--- START The data ---

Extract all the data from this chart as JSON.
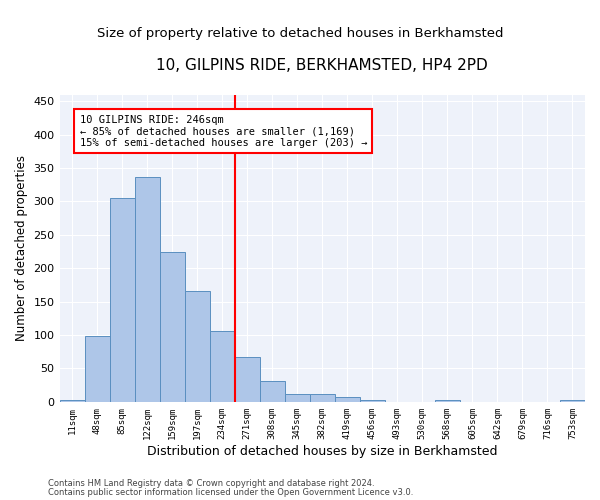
{
  "title": "10, GILPINS RIDE, BERKHAMSTED, HP4 2PD",
  "subtitle": "Size of property relative to detached houses in Berkhamsted",
  "xlabel": "Distribution of detached houses by size in Berkhamsted",
  "ylabel": "Number of detached properties",
  "bar_labels": [
    "11sqm",
    "48sqm",
    "85sqm",
    "122sqm",
    "159sqm",
    "197sqm",
    "234sqm",
    "271sqm",
    "308sqm",
    "345sqm",
    "382sqm",
    "419sqm",
    "456sqm",
    "493sqm",
    "530sqm",
    "568sqm",
    "605sqm",
    "642sqm",
    "679sqm",
    "716sqm",
    "753sqm"
  ],
  "bar_values": [
    3,
    99,
    305,
    337,
    225,
    166,
    106,
    67,
    31,
    11,
    11,
    7,
    3,
    0,
    0,
    3,
    0,
    0,
    0,
    0,
    2
  ],
  "bar_color": "#aec6e8",
  "bar_edge_color": "#5a8fc0",
  "vline_x": 6.5,
  "vline_color": "red",
  "annotation_text": "10 GILPINS RIDE: 246sqm\n← 85% of detached houses are smaller (1,169)\n15% of semi-detached houses are larger (203) →",
  "annotation_box_color": "white",
  "annotation_box_edge_color": "red",
  "ylim": [
    0,
    460
  ],
  "yticks": [
    0,
    50,
    100,
    150,
    200,
    250,
    300,
    350,
    400,
    450
  ],
  "footnote1": "Contains HM Land Registry data © Crown copyright and database right 2024.",
  "footnote2": "Contains public sector information licensed under the Open Government Licence v3.0.",
  "bg_color": "#eef2fa",
  "title_fontsize": 11,
  "subtitle_fontsize": 9.5,
  "xlabel_fontsize": 9,
  "ylabel_fontsize": 8.5
}
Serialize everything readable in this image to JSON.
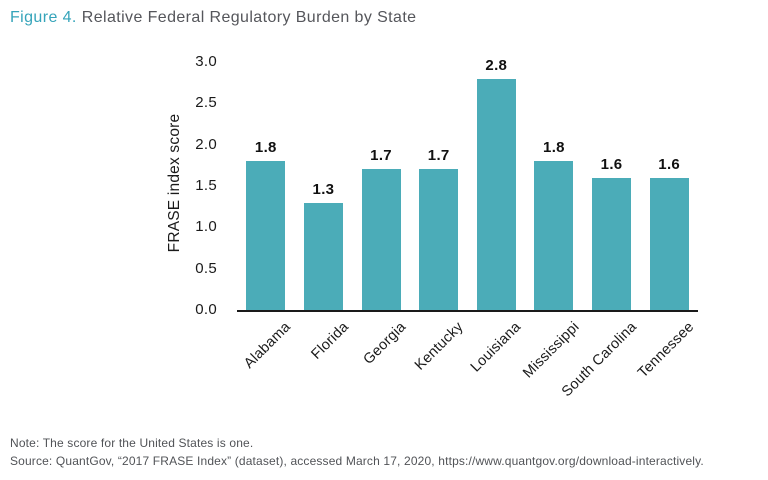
{
  "title": {
    "prefix": "Figure 4.",
    "rest": "Relative Federal Regulatory Burden by State"
  },
  "note": "Note: The score for the United States is one.",
  "source": "Source: QuantGov, “2017 FRASE Index” (dataset), accessed March 17, 2020, https://www.quantgov.org/download-interactively.",
  "colors": {
    "bar": "#4BACB8",
    "accent": "#35A4BA",
    "title_text": "#55565B",
    "footer_text": "#515357",
    "axis_text": "#1A1A1A",
    "axis_line": "#1A1A1A"
  },
  "chart_data": {
    "type": "bar",
    "categories": [
      "Alabama",
      "Florida",
      "Georgia",
      "Kentucky",
      "Louisiana",
      "Mississippi",
      "South Carolina",
      "Tennessee"
    ],
    "values": [
      1.8,
      1.3,
      1.7,
      1.7,
      2.8,
      1.8,
      1.6,
      1.6
    ],
    "bar_labels": [
      "1.8",
      "1.3",
      "1.7",
      "1.7",
      "2.8",
      "1.8",
      "1.6",
      "1.6"
    ],
    "title": "Figure 4. Relative Federal Regulatory Burden by State",
    "xlabel": "",
    "ylabel": "FRASE index score",
    "yticks": [
      "3.0",
      "2.5",
      "2.0",
      "1.5",
      "1.0",
      "0.5",
      "0.0"
    ],
    "ylim": [
      0.0,
      3.0
    ],
    "grid": false,
    "legend": "none",
    "bar_color": "#4BACB8"
  }
}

--- END The data ---

▶ _What is needed_: Return the number of lines that include the word "JSON", and nothing else.

▶ _Worked solution_: 2